**What the task requires:** Output solely the number of lines containing the string "JSON".

------ Given entries

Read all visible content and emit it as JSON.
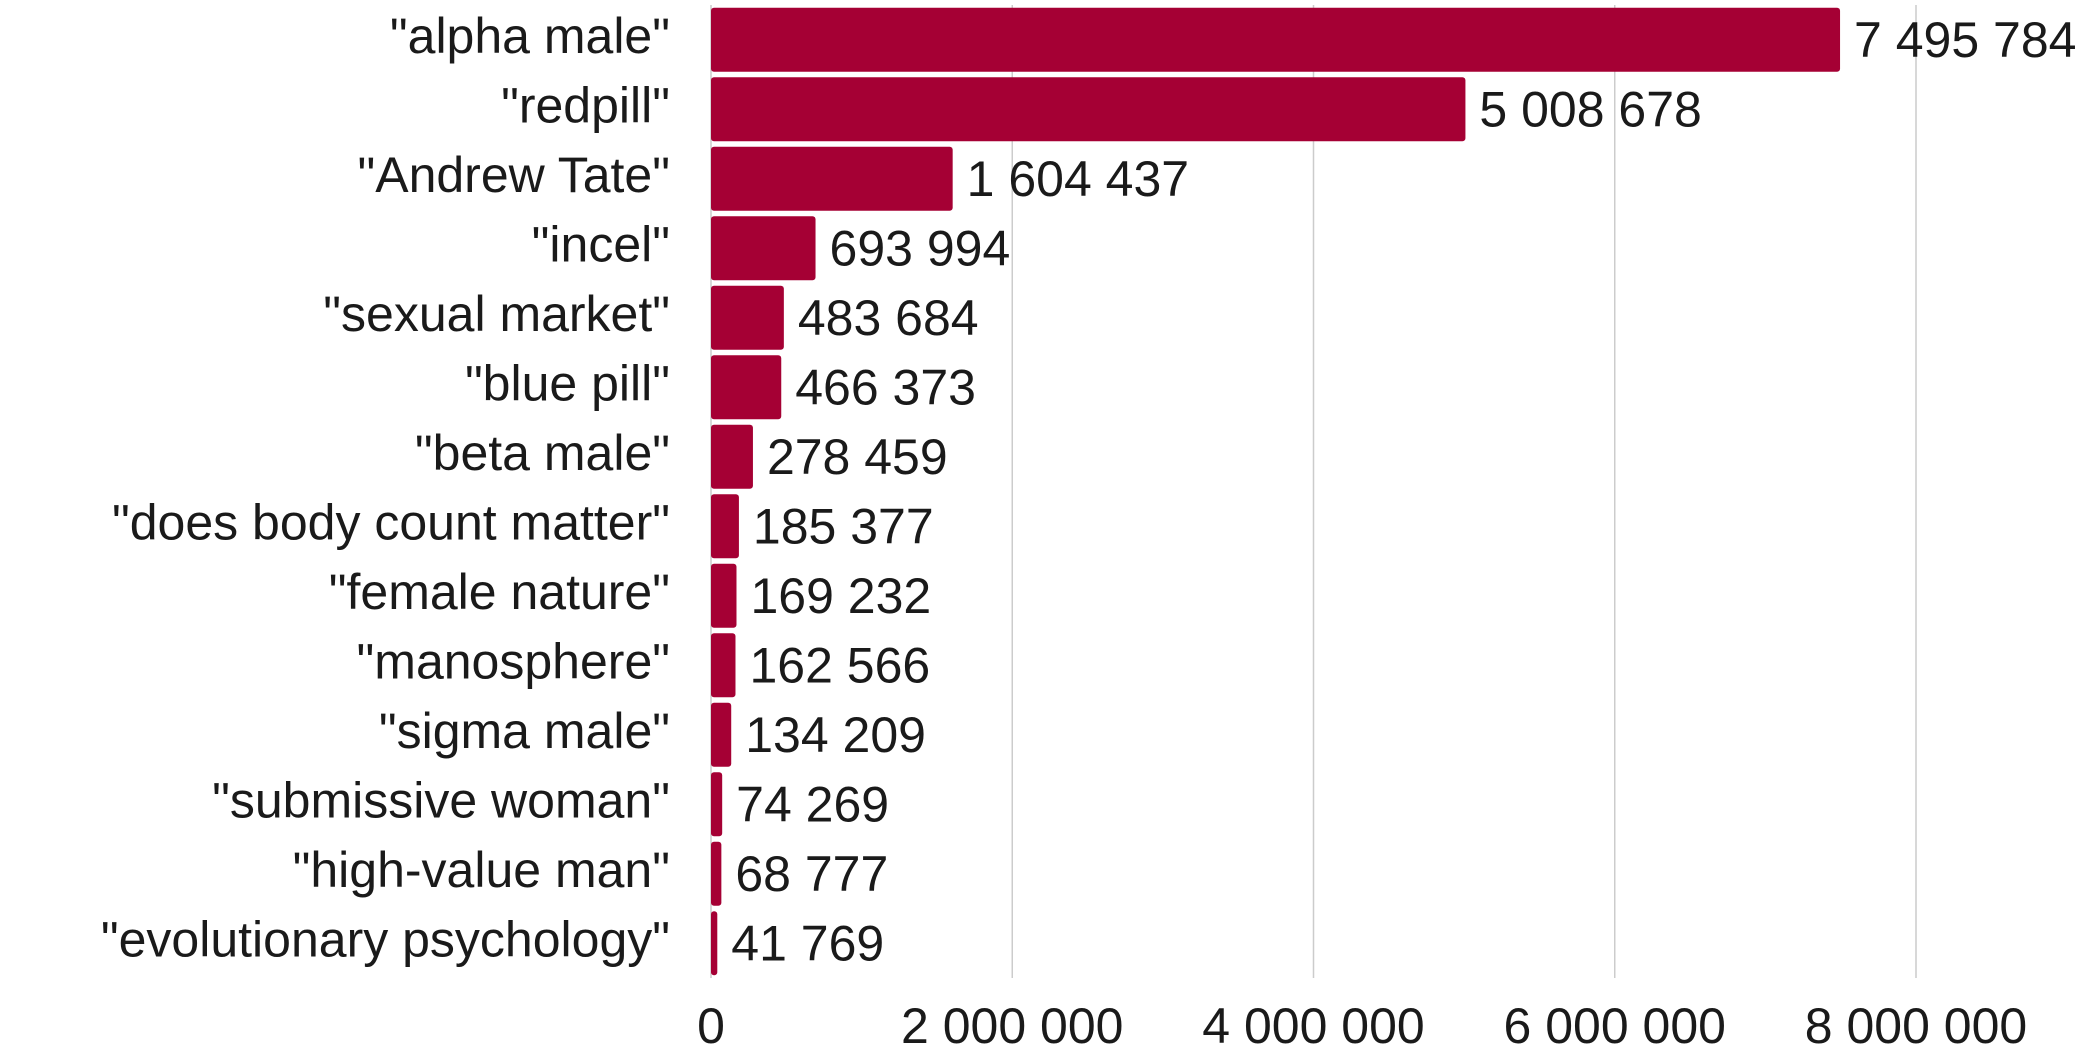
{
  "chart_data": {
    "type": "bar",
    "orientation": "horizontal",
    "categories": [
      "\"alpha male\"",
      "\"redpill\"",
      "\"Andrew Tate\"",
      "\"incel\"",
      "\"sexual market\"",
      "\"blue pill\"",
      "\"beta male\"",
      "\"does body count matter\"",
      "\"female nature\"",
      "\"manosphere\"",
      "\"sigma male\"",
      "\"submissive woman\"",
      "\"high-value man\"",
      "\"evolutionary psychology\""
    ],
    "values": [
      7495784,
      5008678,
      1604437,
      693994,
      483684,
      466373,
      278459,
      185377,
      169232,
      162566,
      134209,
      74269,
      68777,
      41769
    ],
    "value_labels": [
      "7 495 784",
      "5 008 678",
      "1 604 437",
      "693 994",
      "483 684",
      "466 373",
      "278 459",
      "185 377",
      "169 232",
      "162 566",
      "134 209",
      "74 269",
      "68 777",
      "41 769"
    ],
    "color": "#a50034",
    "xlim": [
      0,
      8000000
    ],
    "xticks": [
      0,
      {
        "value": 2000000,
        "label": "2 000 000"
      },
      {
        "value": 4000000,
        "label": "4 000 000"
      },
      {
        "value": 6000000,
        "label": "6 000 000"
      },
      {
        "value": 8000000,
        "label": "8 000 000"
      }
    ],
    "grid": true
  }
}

------------
------ Given entries

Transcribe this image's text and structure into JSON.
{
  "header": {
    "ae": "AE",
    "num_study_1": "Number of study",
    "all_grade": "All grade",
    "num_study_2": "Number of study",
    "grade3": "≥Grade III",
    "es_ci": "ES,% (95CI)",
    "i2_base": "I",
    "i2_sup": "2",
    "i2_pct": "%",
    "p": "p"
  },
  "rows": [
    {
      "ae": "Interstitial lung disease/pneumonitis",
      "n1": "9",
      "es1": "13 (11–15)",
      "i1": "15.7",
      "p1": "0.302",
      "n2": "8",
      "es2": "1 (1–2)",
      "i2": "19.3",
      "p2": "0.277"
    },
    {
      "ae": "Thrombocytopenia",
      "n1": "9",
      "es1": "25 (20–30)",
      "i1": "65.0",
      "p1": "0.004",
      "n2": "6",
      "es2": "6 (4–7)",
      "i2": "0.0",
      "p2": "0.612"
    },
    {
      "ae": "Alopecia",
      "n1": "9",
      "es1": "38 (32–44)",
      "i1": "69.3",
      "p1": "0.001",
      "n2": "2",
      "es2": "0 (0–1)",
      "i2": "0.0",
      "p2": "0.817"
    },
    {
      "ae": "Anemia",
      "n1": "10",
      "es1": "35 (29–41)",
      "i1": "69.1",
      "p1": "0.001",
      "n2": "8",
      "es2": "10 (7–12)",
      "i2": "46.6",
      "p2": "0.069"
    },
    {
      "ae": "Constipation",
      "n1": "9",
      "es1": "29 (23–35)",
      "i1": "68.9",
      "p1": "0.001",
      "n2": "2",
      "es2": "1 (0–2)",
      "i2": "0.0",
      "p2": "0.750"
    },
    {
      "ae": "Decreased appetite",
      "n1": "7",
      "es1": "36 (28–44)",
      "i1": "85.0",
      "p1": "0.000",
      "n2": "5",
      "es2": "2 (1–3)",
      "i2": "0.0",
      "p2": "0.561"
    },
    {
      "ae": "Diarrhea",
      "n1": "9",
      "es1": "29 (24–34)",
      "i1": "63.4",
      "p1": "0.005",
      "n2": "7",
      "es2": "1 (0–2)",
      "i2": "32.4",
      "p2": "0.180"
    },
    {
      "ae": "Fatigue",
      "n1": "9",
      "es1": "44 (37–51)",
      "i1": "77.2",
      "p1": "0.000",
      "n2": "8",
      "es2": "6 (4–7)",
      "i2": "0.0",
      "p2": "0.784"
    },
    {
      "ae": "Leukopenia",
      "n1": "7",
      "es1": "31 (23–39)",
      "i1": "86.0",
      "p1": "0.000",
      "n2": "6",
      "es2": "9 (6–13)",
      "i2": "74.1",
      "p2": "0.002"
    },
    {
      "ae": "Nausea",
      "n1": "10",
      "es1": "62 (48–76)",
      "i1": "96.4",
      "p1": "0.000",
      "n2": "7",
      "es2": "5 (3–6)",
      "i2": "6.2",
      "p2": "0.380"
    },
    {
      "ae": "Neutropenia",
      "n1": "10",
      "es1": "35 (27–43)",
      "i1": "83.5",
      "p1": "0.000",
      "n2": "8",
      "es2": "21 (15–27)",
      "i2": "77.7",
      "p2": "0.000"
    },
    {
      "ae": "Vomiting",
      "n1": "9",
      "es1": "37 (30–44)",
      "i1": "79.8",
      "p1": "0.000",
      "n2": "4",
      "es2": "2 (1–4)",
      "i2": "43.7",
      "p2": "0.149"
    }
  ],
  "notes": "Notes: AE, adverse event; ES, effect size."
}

------------

**Final result:** 2